Output every entry exactly as written, skipping any pictures.

####

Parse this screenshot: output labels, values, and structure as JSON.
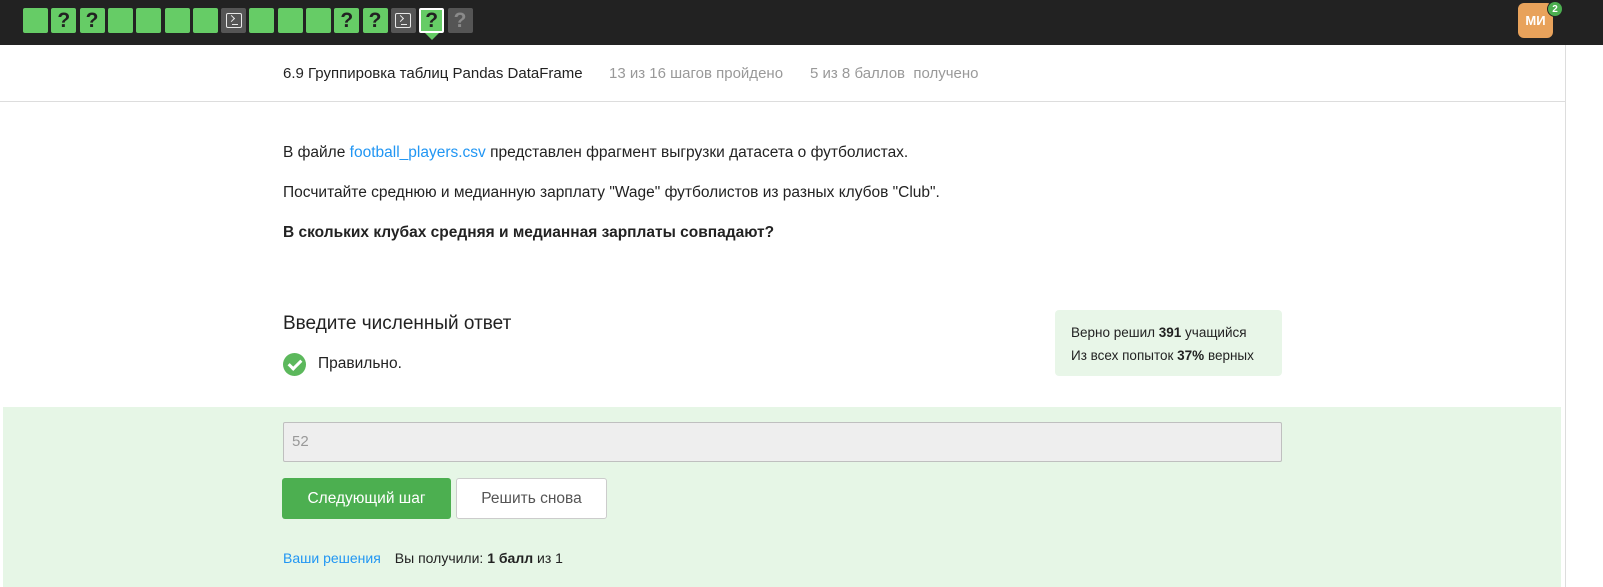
{
  "topbar": {
    "steps": [
      {
        "kind": "text",
        "status": "passed",
        "icon": ""
      },
      {
        "kind": "quiz",
        "status": "passed",
        "icon": "?"
      },
      {
        "kind": "quiz",
        "status": "passed",
        "icon": "?"
      },
      {
        "kind": "text",
        "status": "passed",
        "icon": ""
      },
      {
        "kind": "text",
        "status": "passed",
        "icon": ""
      },
      {
        "kind": "text",
        "status": "passed",
        "icon": ""
      },
      {
        "kind": "text",
        "status": "passed",
        "icon": ""
      },
      {
        "kind": "code",
        "status": "not-passed",
        "icon": "terminal-icon"
      },
      {
        "kind": "text",
        "status": "passed",
        "icon": ""
      },
      {
        "kind": "text",
        "status": "passed",
        "icon": ""
      },
      {
        "kind": "text",
        "status": "passed",
        "icon": ""
      },
      {
        "kind": "quiz",
        "status": "passed",
        "icon": "?"
      },
      {
        "kind": "quiz",
        "status": "passed",
        "icon": "?"
      },
      {
        "kind": "code",
        "status": "not-passed",
        "icon": "terminal-icon"
      },
      {
        "kind": "quiz",
        "status": "passed",
        "icon": "?",
        "active": true
      },
      {
        "kind": "quiz",
        "status": "not-passed",
        "icon": "?"
      }
    ],
    "avatar_initials": "МИ",
    "notifications": "2"
  },
  "header": {
    "lesson_title": "6.9 Группировка таблиц Pandas DataFrame",
    "steps_progress": "13 из 16 шагов пройдено",
    "score": "5 из 8 баллов  получено"
  },
  "task": {
    "p1_before": "В файле ",
    "p1_link": "football_players.csv",
    "p1_after": " представлен фрагмент выгрузки датасета о футболистах.",
    "p2": "Посчитайте среднюю и медианную зарплату \"Wage\" футболистов из разных клубов \"Club\".",
    "p3": "В скольких клубах средняя и медианная зарплаты совпадают?"
  },
  "answer": {
    "heading": "Введите численный ответ",
    "result_text": "Правильно.",
    "value": "52",
    "next_button": "Следующий шаг",
    "retry_button": "Решить снова"
  },
  "stats": {
    "line1_before": "Верно решил ",
    "line1_count": "391",
    "line1_after": " учащийся",
    "line2_before": "Из всех попыток ",
    "line2_percent": "37%",
    "line2_after": " верных"
  },
  "footer": {
    "solutions_link": "Ваши решения",
    "received_before": "Вы получили: ",
    "received_points": "1 балл",
    "received_after": " из 1"
  },
  "colors": {
    "topbar": "#222222",
    "step_passed": "#66cc66",
    "step_not_passed": "#555555",
    "accent_green": "#4caf50",
    "link": "#2196f3",
    "answer_bg": "#e6f6e6",
    "avatar": "#e8a25b"
  }
}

####

Answer to this exercise:
Parse this screenshot: output labels, values, and structure as JSON.
{
  "topbar": {
    "steps": [
      {
        "kind": "text",
        "status": "passed",
        "icon": ""
      },
      {
        "kind": "quiz",
        "status": "passed",
        "icon": "?"
      },
      {
        "kind": "quiz",
        "status": "passed",
        "icon": "?"
      },
      {
        "kind": "text",
        "status": "passed",
        "icon": ""
      },
      {
        "kind": "text",
        "status": "passed",
        "icon": ""
      },
      {
        "kind": "text",
        "status": "passed",
        "icon": ""
      },
      {
        "kind": "text",
        "status": "passed",
        "icon": ""
      },
      {
        "kind": "code",
        "status": "not-passed",
        "icon": "terminal-icon"
      },
      {
        "kind": "text",
        "status": "passed",
        "icon": ""
      },
      {
        "kind": "text",
        "status": "passed",
        "icon": ""
      },
      {
        "kind": "text",
        "status": "passed",
        "icon": ""
      },
      {
        "kind": "quiz",
        "status": "passed",
        "icon": "?"
      },
      {
        "kind": "quiz",
        "status": "passed",
        "icon": "?"
      },
      {
        "kind": "code",
        "status": "not-passed",
        "icon": "terminal-icon"
      },
      {
        "kind": "quiz",
        "status": "passed",
        "icon": "?",
        "active": true
      },
      {
        "kind": "quiz",
        "status": "not-passed",
        "icon": "?"
      }
    ],
    "avatar_initials": "МИ",
    "notifications": "2"
  },
  "header": {
    "lesson_title": "6.9 Группировка таблиц Pandas DataFrame",
    "steps_progress": "13 из 16 шагов пройдено",
    "score": "5 из 8 баллов  получено"
  },
  "task": {
    "p1_before": "В файле ",
    "p1_link": "football_players.csv",
    "p1_after": " представлен фрагмент выгрузки датасета о футболистах.",
    "p2": "Посчитайте среднюю и медианную зарплату \"Wage\" футболистов из разных клубов \"Club\".",
    "p3": "В скольких клубах средняя и медианная зарплаты совпадают?"
  },
  "answer": {
    "heading": "Введите численный ответ",
    "result_text": "Правильно.",
    "value": "52",
    "next_button": "Следующий шаг",
    "retry_button": "Решить снова"
  },
  "stats": {
    "line1_before": "Верно решил ",
    "line1_count": "391",
    "line1_after": " учащийся",
    "line2_before": "Из всех попыток ",
    "line2_percent": "37%",
    "line2_after": " верных"
  },
  "footer": {
    "solutions_link": "Ваши решения",
    "received_before": "Вы получили: ",
    "received_points": "1 балл",
    "received_after": " из 1"
  },
  "colors": {
    "topbar": "#222222",
    "step_passed": "#66cc66",
    "step_not_passed": "#555555",
    "accent_green": "#4caf50",
    "link": "#2196f3",
    "answer_bg": "#e6f6e6",
    "avatar": "#e8a25b"
  }
}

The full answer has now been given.